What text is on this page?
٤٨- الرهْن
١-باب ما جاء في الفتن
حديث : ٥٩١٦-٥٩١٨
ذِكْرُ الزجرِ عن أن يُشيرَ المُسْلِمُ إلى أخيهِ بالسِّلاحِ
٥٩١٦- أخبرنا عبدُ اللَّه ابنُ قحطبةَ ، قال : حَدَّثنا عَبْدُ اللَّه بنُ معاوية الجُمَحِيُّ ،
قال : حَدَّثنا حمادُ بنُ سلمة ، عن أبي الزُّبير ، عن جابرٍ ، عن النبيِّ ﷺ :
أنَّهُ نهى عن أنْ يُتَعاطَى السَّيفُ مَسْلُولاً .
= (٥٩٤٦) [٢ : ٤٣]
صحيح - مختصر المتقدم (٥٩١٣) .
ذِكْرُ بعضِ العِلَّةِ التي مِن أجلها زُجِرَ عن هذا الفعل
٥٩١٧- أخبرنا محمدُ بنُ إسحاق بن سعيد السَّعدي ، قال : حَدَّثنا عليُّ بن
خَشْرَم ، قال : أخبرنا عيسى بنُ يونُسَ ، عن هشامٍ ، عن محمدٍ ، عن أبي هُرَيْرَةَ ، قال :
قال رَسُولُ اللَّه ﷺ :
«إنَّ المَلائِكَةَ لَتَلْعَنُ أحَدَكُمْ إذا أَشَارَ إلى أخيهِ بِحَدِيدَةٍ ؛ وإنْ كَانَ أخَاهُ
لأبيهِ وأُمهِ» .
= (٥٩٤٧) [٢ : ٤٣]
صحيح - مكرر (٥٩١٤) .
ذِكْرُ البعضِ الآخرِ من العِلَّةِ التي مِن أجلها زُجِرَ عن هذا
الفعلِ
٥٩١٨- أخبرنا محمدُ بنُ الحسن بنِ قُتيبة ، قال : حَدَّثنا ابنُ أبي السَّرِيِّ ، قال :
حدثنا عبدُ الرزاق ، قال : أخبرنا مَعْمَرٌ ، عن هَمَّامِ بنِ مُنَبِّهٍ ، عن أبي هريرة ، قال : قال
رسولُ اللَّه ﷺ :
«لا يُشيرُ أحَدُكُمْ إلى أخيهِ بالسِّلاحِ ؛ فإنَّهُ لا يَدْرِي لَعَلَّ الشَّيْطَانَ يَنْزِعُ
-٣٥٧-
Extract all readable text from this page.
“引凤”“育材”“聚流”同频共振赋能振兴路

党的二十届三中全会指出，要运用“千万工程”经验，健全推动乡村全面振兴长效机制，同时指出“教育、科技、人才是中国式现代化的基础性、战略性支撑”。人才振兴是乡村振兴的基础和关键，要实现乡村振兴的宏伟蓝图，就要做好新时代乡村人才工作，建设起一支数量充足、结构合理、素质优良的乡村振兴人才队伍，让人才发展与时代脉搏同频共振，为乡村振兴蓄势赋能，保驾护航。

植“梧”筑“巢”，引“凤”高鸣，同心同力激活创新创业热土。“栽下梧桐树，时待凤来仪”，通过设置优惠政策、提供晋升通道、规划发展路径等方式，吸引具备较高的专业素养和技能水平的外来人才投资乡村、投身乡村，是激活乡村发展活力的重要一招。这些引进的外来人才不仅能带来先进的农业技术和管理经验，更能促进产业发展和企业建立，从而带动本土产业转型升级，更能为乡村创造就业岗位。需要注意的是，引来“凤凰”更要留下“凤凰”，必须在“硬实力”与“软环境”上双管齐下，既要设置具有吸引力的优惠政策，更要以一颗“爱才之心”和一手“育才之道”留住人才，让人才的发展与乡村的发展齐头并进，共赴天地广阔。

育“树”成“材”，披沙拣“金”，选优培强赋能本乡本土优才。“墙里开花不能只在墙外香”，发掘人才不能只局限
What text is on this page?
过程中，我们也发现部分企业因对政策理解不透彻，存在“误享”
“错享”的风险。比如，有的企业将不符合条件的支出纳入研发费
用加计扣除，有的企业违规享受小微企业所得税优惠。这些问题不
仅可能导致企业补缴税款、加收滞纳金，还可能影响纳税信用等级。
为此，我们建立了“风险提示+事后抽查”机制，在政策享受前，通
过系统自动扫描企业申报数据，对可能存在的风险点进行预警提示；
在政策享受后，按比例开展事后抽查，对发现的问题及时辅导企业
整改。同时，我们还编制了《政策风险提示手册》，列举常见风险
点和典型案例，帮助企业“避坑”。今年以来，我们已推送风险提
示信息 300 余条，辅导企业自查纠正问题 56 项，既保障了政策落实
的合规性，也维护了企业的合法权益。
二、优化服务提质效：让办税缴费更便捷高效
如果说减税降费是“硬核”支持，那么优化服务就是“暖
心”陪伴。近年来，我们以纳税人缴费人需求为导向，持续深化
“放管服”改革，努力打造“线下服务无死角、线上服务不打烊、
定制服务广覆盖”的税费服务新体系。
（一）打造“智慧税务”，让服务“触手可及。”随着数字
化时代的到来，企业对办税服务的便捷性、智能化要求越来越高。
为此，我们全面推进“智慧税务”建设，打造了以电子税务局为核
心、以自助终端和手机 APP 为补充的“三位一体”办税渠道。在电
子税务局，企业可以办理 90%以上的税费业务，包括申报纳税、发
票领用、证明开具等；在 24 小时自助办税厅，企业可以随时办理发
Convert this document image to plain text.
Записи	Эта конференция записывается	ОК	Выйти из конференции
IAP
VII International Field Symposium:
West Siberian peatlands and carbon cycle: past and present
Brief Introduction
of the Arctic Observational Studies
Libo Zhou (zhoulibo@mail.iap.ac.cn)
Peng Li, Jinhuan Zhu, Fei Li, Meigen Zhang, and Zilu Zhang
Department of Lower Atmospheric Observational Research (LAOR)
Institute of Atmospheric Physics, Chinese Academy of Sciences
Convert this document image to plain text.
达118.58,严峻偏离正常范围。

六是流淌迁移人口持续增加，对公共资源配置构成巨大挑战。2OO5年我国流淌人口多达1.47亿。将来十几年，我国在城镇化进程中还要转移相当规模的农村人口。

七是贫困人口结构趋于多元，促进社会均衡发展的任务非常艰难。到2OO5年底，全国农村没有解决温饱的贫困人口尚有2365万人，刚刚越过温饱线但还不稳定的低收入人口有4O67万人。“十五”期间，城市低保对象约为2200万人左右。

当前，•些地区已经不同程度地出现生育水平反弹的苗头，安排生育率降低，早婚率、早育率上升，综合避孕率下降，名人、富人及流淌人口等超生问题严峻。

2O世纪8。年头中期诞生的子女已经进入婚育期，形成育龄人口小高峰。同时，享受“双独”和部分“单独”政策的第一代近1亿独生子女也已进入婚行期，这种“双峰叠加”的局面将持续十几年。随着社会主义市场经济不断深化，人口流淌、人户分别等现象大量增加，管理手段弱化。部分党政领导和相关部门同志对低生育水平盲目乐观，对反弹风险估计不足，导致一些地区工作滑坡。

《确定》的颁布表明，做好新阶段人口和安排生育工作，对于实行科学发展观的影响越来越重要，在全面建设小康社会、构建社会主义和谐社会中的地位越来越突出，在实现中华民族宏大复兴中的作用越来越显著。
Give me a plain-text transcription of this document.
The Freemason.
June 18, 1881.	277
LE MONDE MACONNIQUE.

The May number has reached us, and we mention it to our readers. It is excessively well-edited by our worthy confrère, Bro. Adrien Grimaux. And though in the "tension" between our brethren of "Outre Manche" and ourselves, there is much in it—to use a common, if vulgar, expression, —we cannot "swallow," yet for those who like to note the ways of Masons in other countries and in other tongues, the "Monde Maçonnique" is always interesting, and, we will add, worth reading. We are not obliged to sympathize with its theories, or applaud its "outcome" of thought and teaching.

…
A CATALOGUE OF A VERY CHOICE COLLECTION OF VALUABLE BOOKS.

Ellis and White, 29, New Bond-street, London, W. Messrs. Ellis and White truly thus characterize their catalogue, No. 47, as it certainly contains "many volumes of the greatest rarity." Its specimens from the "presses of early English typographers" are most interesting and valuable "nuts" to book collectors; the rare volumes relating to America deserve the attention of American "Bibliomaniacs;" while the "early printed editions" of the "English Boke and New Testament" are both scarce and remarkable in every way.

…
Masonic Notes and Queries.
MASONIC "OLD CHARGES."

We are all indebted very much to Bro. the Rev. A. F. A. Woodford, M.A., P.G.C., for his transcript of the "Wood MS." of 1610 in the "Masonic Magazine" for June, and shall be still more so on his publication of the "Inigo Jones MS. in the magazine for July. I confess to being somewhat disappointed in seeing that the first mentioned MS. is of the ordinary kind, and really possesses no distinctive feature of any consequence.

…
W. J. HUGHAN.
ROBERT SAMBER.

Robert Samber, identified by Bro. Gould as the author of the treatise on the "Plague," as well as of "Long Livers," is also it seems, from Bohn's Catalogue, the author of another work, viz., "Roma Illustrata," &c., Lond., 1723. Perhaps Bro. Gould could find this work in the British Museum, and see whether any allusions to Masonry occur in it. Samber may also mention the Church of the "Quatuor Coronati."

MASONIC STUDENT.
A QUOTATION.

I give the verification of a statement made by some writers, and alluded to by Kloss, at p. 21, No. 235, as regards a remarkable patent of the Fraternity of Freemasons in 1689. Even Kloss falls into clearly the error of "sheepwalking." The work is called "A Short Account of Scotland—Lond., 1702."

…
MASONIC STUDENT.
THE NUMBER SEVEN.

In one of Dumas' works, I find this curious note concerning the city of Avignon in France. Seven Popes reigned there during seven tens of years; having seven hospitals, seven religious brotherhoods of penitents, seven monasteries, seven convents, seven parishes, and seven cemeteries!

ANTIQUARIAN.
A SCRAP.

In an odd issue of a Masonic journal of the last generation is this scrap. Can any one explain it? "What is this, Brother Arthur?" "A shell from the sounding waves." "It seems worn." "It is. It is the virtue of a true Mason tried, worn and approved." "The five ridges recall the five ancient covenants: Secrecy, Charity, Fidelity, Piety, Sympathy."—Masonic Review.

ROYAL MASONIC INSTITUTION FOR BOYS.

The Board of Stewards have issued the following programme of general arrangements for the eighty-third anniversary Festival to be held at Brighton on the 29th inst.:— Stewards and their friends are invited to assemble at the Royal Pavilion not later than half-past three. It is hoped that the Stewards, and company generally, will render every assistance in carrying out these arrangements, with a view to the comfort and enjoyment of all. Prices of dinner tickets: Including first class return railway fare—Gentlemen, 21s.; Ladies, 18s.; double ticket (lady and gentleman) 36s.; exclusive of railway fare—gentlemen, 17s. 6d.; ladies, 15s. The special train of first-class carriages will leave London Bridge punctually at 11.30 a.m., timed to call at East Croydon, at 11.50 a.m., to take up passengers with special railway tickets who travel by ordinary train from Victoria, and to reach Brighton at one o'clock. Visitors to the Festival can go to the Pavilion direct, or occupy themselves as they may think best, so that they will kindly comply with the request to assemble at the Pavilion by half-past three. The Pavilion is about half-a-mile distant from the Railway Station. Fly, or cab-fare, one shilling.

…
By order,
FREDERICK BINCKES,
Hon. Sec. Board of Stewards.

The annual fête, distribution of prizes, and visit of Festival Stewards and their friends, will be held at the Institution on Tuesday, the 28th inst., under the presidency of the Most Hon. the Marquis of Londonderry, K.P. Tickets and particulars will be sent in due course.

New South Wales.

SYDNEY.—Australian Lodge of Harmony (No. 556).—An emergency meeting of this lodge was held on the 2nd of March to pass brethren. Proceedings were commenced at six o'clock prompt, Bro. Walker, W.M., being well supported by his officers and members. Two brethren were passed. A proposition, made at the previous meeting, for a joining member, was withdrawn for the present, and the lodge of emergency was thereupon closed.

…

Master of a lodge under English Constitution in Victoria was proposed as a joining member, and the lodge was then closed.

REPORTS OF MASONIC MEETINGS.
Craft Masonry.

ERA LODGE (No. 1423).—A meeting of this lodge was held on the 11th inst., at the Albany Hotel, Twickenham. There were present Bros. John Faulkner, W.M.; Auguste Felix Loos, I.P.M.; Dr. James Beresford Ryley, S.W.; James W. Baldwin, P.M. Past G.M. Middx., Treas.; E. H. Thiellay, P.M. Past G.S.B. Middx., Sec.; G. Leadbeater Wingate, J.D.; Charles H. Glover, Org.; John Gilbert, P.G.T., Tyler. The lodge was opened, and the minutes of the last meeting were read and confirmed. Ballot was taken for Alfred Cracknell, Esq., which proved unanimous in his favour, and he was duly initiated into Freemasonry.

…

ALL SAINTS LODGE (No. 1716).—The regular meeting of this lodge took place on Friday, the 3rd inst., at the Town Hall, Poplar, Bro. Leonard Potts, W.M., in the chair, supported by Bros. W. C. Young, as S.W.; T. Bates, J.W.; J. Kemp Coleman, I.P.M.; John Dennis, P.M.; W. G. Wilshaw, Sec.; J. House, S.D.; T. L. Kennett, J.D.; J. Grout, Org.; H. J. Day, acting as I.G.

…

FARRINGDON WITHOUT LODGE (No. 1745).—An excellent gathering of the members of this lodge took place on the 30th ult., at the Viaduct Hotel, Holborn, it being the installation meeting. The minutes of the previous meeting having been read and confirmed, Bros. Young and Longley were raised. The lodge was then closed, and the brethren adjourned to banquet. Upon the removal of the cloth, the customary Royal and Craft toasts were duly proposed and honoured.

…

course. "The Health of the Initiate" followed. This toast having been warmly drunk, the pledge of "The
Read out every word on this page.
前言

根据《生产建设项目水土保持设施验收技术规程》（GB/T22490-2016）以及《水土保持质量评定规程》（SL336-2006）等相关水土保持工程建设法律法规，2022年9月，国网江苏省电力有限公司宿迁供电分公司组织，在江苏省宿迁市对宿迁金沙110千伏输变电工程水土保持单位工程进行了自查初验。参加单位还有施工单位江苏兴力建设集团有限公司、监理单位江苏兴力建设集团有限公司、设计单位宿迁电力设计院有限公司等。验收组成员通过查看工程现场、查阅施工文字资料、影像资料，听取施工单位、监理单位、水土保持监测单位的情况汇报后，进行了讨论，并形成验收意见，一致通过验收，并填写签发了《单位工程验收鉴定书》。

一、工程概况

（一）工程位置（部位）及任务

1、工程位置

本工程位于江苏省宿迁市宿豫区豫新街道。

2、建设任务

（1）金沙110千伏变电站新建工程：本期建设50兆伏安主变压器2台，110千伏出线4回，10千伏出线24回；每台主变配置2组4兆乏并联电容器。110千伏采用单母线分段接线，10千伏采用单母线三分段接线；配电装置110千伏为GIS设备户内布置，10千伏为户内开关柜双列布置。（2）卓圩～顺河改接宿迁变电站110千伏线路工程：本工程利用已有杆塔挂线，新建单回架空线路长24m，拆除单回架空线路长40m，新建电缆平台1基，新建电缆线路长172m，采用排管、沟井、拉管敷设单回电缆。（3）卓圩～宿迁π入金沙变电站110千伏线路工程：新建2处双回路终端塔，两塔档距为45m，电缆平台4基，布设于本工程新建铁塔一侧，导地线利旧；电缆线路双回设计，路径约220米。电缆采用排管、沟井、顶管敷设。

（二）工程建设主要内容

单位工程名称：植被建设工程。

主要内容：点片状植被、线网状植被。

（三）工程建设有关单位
.....
JOB:
Return all lines with the word "صحيح" in them.

CORRECT ANSWER:
صحيح - مختصر المتقدم (٥٩١٣) .
صحيح - مكرر (٥٩١٤) .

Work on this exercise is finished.